Figure dataset records:
::::::::
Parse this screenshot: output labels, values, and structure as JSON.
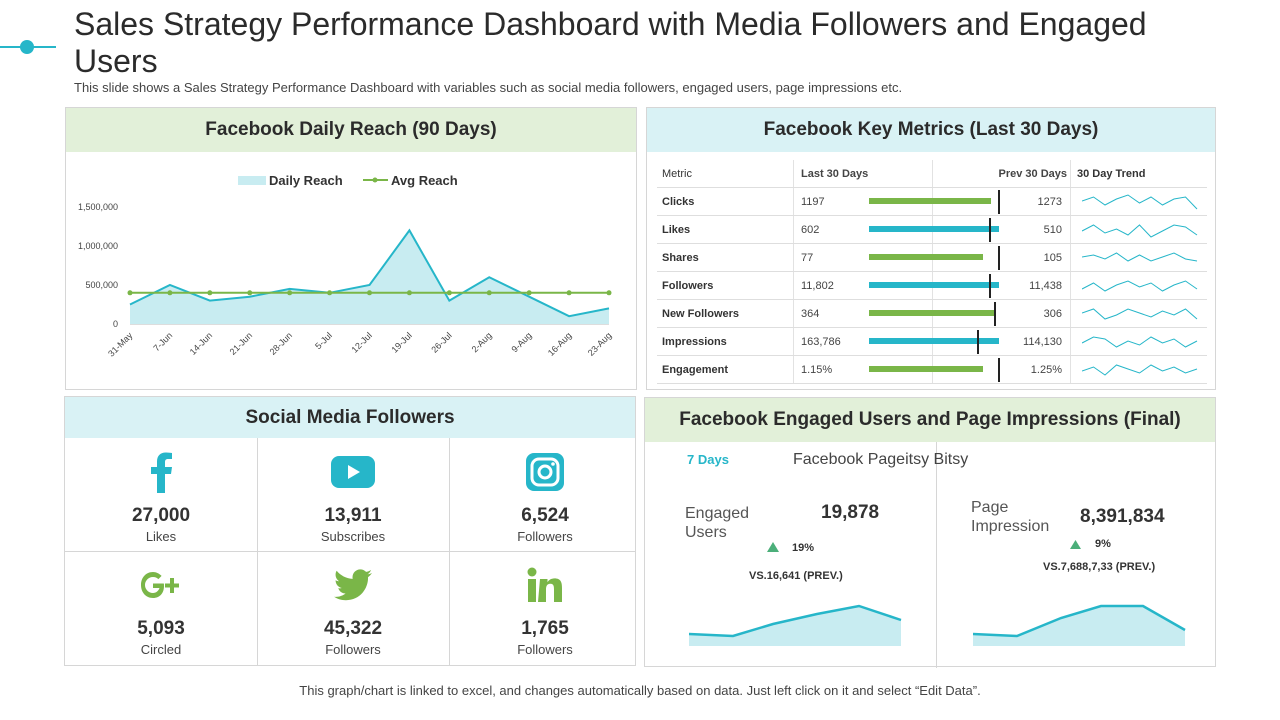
{
  "header": {
    "title": "Sales Strategy Performance Dashboard with Media Followers and Engaged Users",
    "subtitle": "This slide shows a Sales Strategy Performance Dashboard with variables such as social media followers, engaged users, page impressions etc."
  },
  "footer": "This graph/chart is linked to excel, and changes automatically based on data. Just left click on it and select “Edit Data”.",
  "colors": {
    "accent_cyan": "#26b6c9",
    "accent_green": "#7ab648",
    "header_green": "#e2f0d9",
    "header_cyan": "#d9f2f5"
  },
  "reach": {
    "title": "Facebook Daily Reach (90 Days)",
    "legend": {
      "daily": "Daily Reach",
      "avg": "Avg Reach"
    },
    "chart_data": {
      "type": "area",
      "x": [
        "31-May",
        "7-Jun",
        "14-Jun",
        "21-Jun",
        "28-Jun",
        "5-Jul",
        "12-Jul",
        "19-Jul",
        "26-Jul",
        "2-Aug",
        "9-Aug",
        "16-Aug",
        "23-Aug"
      ],
      "xtick_labels": [
        "31-May",
        "7-Jun",
        "14-Jun",
        "21-Jun",
        "28-Jun",
        "5-Jul",
        "12-Jul",
        "19-Jul",
        "26-Jul",
        "2-Aug",
        "9-Aug",
        "16-Aug",
        "23-Aug"
      ],
      "ytick_labels": [
        "1,500,000",
        "1,000,000",
        "500,000",
        "0"
      ],
      "ylim": [
        0,
        1500000
      ],
      "series": [
        {
          "name": "Daily Reach",
          "type": "area",
          "values": [
            250000,
            500000,
            300000,
            350000,
            450000,
            400000,
            500000,
            1200000,
            300000,
            600000,
            350000,
            100000,
            200000
          ]
        },
        {
          "name": "Avg Reach",
          "type": "line",
          "values": [
            400000,
            400000,
            400000,
            400000,
            400000,
            400000,
            400000,
            400000,
            400000,
            400000,
            400000,
            400000,
            400000
          ]
        }
      ]
    }
  },
  "metrics": {
    "title": "Facebook Key Metrics (Last 30 Days)",
    "headers": {
      "metric": "Metric",
      "last": "Last 30 Days",
      "prev": "Prev 30 Days",
      "trend": "30 Day Trend"
    },
    "rows": [
      {
        "metric": "Clicks",
        "last": "1197",
        "prev": "1273",
        "bar": 0.94,
        "target": 1.0,
        "bar_color": "#7ab648"
      },
      {
        "metric": "Likes",
        "last": "602",
        "prev": "510",
        "bar": 1.0,
        "target": 0.93,
        "bar_color": "#26b6c9"
      },
      {
        "metric": "Shares",
        "last": "77",
        "prev": "105",
        "bar": 0.88,
        "target": 1.0,
        "bar_color": "#7ab648"
      },
      {
        "metric": "Followers",
        "last": "11,802",
        "prev": "11,438",
        "bar": 1.0,
        "target": 0.93,
        "bar_color": "#26b6c9"
      },
      {
        "metric": "New Followers",
        "last": "364",
        "prev": "306",
        "bar": 0.98,
        "target": 0.97,
        "bar_color": "#7ab648"
      },
      {
        "metric": "Impressions",
        "last": "163,786",
        "prev": "114,130",
        "bar": 1.0,
        "target": 0.84,
        "bar_color": "#26b6c9"
      },
      {
        "metric": "Engagement",
        "last": "1.15%",
        "prev": "1.25%",
        "bar": 0.88,
        "target": 1.0,
        "bar_color": "#7ab648"
      }
    ]
  },
  "social": {
    "title": "Social Media Followers",
    "items": [
      {
        "icon": "facebook-icon",
        "value": "27,000",
        "label": "Likes",
        "color": "#26b6c9"
      },
      {
        "icon": "youtube-icon",
        "value": "13,911",
        "label": "Subscribes",
        "color": "#26b6c9"
      },
      {
        "icon": "instagram-icon",
        "value": "6,524",
        "label": "Followers",
        "color": "#26b6c9"
      },
      {
        "icon": "google-plus-icon",
        "value": "5,093",
        "label": "Circled",
        "color": "#7ab648"
      },
      {
        "icon": "twitter-icon",
        "value": "45,322",
        "label": "Followers",
        "color": "#7ab648"
      },
      {
        "icon": "linkedin-icon",
        "value": "1,765",
        "label": "Followers",
        "color": "#7ab648"
      }
    ]
  },
  "engaged": {
    "title": "Facebook Engaged Users and Page Impressions (Final)",
    "period": "7 Days",
    "page_name": "Facebook Pageitsy Bitsy",
    "users": {
      "label_1": "Engaged",
      "label_2": "Users",
      "value": "19,878",
      "change": "19%",
      "prev": "VS.16,641 (PREV.)"
    },
    "impressions": {
      "label_1": "Page",
      "label_2": "Impression",
      "value": "8,391,834",
      "change": "9%",
      "prev": "VS.7,688,7,33 (PREV.)"
    }
  }
}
::::::::
Leave out all pictures, then copy the remaining material exactly.

Parse this screenshot: output labels, values, and structure as JSON.
{
  "header": {
    "title": "Sales Strategy Performance Dashboard with Media Followers and Engaged Users",
    "subtitle": "This slide shows a Sales Strategy Performance Dashboard with variables such as social media followers, engaged users, page impressions etc."
  },
  "footer": "This graph/chart is linked to excel, and changes automatically based on data. Just left click on it and select “Edit Data”.",
  "colors": {
    "accent_cyan": "#26b6c9",
    "accent_green": "#7ab648",
    "header_green": "#e2f0d9",
    "header_cyan": "#d9f2f5"
  },
  "reach": {
    "title": "Facebook Daily Reach (90 Days)",
    "legend": {
      "daily": "Daily Reach",
      "avg": "Avg Reach"
    },
    "chart_data": {
      "type": "area",
      "x": [
        "31-May",
        "7-Jun",
        "14-Jun",
        "21-Jun",
        "28-Jun",
        "5-Jul",
        "12-Jul",
        "19-Jul",
        "26-Jul",
        "2-Aug",
        "9-Aug",
        "16-Aug",
        "23-Aug"
      ],
      "xtick_labels": [
        "31-May",
        "7-Jun",
        "14-Jun",
        "21-Jun",
        "28-Jun",
        "5-Jul",
        "12-Jul",
        "19-Jul",
        "26-Jul",
        "2-Aug",
        "9-Aug",
        "16-Aug",
        "23-Aug"
      ],
      "ytick_labels": [
        "1,500,000",
        "1,000,000",
        "500,000",
        "0"
      ],
      "ylim": [
        0,
        1500000
      ],
      "series": [
        {
          "name": "Daily Reach",
          "type": "area",
          "values": [
            250000,
            500000,
            300000,
            350000,
            450000,
            400000,
            500000,
            1200000,
            300000,
            600000,
            350000,
            100000,
            200000
          ]
        },
        {
          "name": "Avg Reach",
          "type": "line",
          "values": [
            400000,
            400000,
            400000,
            400000,
            400000,
            400000,
            400000,
            400000,
            400000,
            400000,
            400000,
            400000,
            400000
          ]
        }
      ]
    }
  },
  "metrics": {
    "title": "Facebook Key Metrics (Last 30 Days)",
    "headers": {
      "metric": "Metric",
      "last": "Last 30 Days",
      "prev": "Prev 30 Days",
      "trend": "30 Day Trend"
    },
    "rows": [
      {
        "metric": "Clicks",
        "last": "1197",
        "prev": "1273",
        "bar": 0.94,
        "target": 1.0,
        "bar_color": "#7ab648"
      },
      {
        "metric": "Likes",
        "last": "602",
        "prev": "510",
        "bar": 1.0,
        "target": 0.93,
        "bar_color": "#26b6c9"
      },
      {
        "metric": "Shares",
        "last": "77",
        "prev": "105",
        "bar": 0.88,
        "target": 1.0,
        "bar_color": "#7ab648"
      },
      {
        "metric": "Followers",
        "last": "11,802",
        "prev": "11,438",
        "bar": 1.0,
        "target": 0.93,
        "bar_color": "#26b6c9"
      },
      {
        "metric": "New Followers",
        "last": "364",
        "prev": "306",
        "bar": 0.98,
        "target": 0.97,
        "bar_color": "#7ab648"
      },
      {
        "metric": "Impressions",
        "last": "163,786",
        "prev": "114,130",
        "bar": 1.0,
        "target": 0.84,
        "bar_color": "#26b6c9"
      },
      {
        "metric": "Engagement",
        "last": "1.15%",
        "prev": "1.25%",
        "bar": 0.88,
        "target": 1.0,
        "bar_color": "#7ab648"
      }
    ]
  },
  "social": {
    "title": "Social Media Followers",
    "items": [
      {
        "icon": "facebook-icon",
        "value": "27,000",
        "label": "Likes",
        "color": "#26b6c9"
      },
      {
        "icon": "youtube-icon",
        "value": "13,911",
        "label": "Subscribes",
        "color": "#26b6c9"
      },
      {
        "icon": "instagram-icon",
        "value": "6,524",
        "label": "Followers",
        "color": "#26b6c9"
      },
      {
        "icon": "google-plus-icon",
        "value": "5,093",
        "label": "Circled",
        "color": "#7ab648"
      },
      {
        "icon": "twitter-icon",
        "value": "45,322",
        "label": "Followers",
        "color": "#7ab648"
      },
      {
        "icon": "linkedin-icon",
        "value": "1,765",
        "label": "Followers",
        "color": "#7ab648"
      }
    ]
  },
  "engaged": {
    "title": "Facebook Engaged Users and Page Impressions (Final)",
    "period": "7 Days",
    "page_name": "Facebook Pageitsy Bitsy",
    "users": {
      "label_1": "Engaged",
      "label_2": "Users",
      "value": "19,878",
      "change": "19%",
      "prev": "VS.16,641 (PREV.)"
    },
    "impressions": {
      "label_1": "Page",
      "label_2": "Impression",
      "value": "8,391,834",
      "change": "9%",
      "prev": "VS.7,688,7,33 (PREV.)"
    }
  }
}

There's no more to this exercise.